GOAL> Transcribe every entry below word for word, but skip the pictures.

SUPPLIED DATA>
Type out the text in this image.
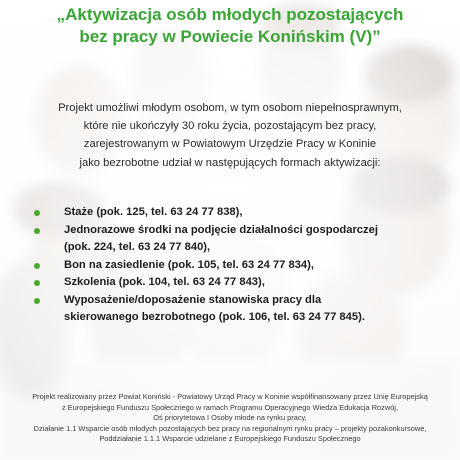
„Aktywizacja osób młodych pozostających
bez pracy w Powiecie Konińskim (V)”

Projekt umożliwi młodym osobom, w tym osobom niepełnosprawnym,
które nie ukończyły 30 roku życia, pozostającym bez pracy,
zarejestrowanym w Powiatowym Urzędzie Pracy w Koninie
jako bezrobotne udział w następujących formach aktywizacji:

Staże (pok. 125, tel. 63 24 77 838),
Jednorazowe środki na podjęcie działalności gospodarczej
(pok. 224, tel. 63 24 77 840),
Bon na zasiedlenie (pok. 105, tel. 63 24 77 834),
Szkolenia (pok. 104, tel. 63 24 77 843),
Wyposażenie/doposażenie stanowiska pracy dla
skierowanego bezrobotnego (pok. 106, tel. 63 24 77 845).

Projekt realizowany przez Powiat Koniński - Powiatowy Urząd Pracy w Koninie współfinansowany przez Unię Europejską
z Europejskiego Funduszu Społecznego w ramach Programu Operacyjnego Wiedza Edukacja Rozwój,
Oś priorytetowa I Osoby młode na rynku pracy,
Działanie 1.1 Wsparcie osób młodych pozostających bez pracy na regionalnym rynku pracy – projekty pozakonkursowe,
Poddziałanie 1.1.1 Wsparcie udzielane z Europejskiego Funduszu Społecznego
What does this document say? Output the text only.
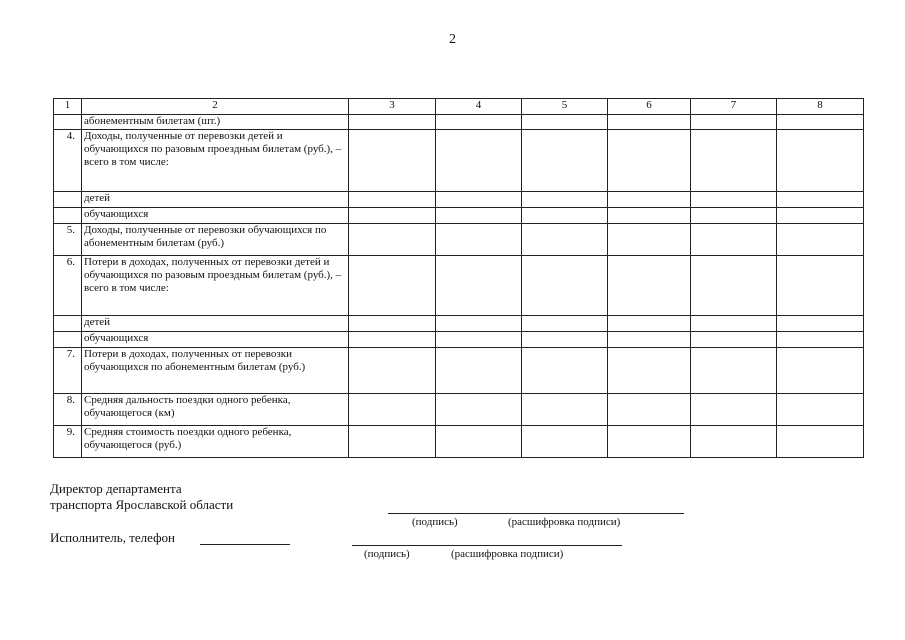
2
1	2	3	4	5	6	7	8
	абонементным билетам (шт.)						
4.	Доходы, полученные от перевозки детей и обучающихся по разовым проездным билетам (руб.), – всего в том числе:						
	детей						
	обучающихся						
5.	Доходы, полученные от перевозки обучающихся по абонементным билетам (руб.)						
6.	Потери в доходах, полученных от перевозки детей и обучающихся по разовым проездным билетам (руб.), – всего в том числе:						
	детей						
	обучающихся						
7.	Потери в доходах, полученных от перевозки обучающихся по абонементным билетам (руб.)						
8.	Средняя дальность поездки одного ребенка, обучающегося (км)						
9.	Средняя стоимость поездки одного ребенка, обучающегося (руб.)						
Директор департамента
транспорта Ярославской области
(подпись)	(расшифровка подписи)
Исполнитель, телефон
(подпись)	(расшифровка подписи)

THE RESPONSE>
Type out the text in this image.
„Aktywizacja osób młodych pozostających
bez pracy w Powiecie Konińskim (V)”

Projekt umożliwi młodym osobom, w tym osobom niepełnosprawnym,
które nie ukończyły 30 roku życia, pozostającym bez pracy,
zarejestrowanym w Powiatowym Urzędzie Pracy w Koninie
jako bezrobotne udział w następujących formach aktywizacji:

Staże (pok. 125, tel. 63 24 77 838),
Jednorazowe środki na podjęcie działalności gospodarczej
(pok. 224, tel. 63 24 77 840),
Bon na zasiedlenie (pok. 105, tel. 63 24 77 834),
Szkolenia (pok. 104, tel. 63 24 77 843),
Wyposażenie/doposażenie stanowiska pracy dla
skierowanego bezrobotnego (pok. 106, tel. 63 24 77 845).

Projekt realizowany przez Powiat Koniński - Powiatowy Urząd Pracy w Koninie współfinansowany przez Unię Europejską
z Europejskiego Funduszu Społecznego w ramach Programu Operacyjnego Wiedza Edukacja Rozwój,
Oś priorytetowa I Osoby młode na rynku pracy,
Działanie 1.1 Wsparcie osób młodych pozostających bez pracy na regionalnym rynku pracy – projekty pozakonkursowe,
Poddziałanie 1.1.1 Wsparcie udzielane z Europejskiego Funduszu Społecznego
What does this document say? Output the text only.
2
1	2	3	4	5	6	7	8
	абонементным билетам (шт.)						
4.	Доходы, полученные от перевозки детей и обучающихся по разовым проездным билетам (руб.), – всего в том числе:						
	детей						
	обучающихся						
5.	Доходы, полученные от перевозки обучающихся по абонементным билетам (руб.)						
6.	Потери в доходах, полученных от перевозки детей и обучающихся по разовым проездным билетам (руб.), – всего в том числе:						
	детей						
	обучающихся						
7.	Потери в доходах, полученных от перевозки обучающихся по абонементным билетам (руб.)						
8.	Средняя дальность поездки одного ребенка, обучающегося (км)						
9.	Средняя стоимость поездки одного ребенка, обучающегося (руб.)						
Директор департамента
транспорта Ярославской области
(подпись)	(расшифровка подписи)
Исполнитель, телефон
(подпись)	(расшифровка подписи)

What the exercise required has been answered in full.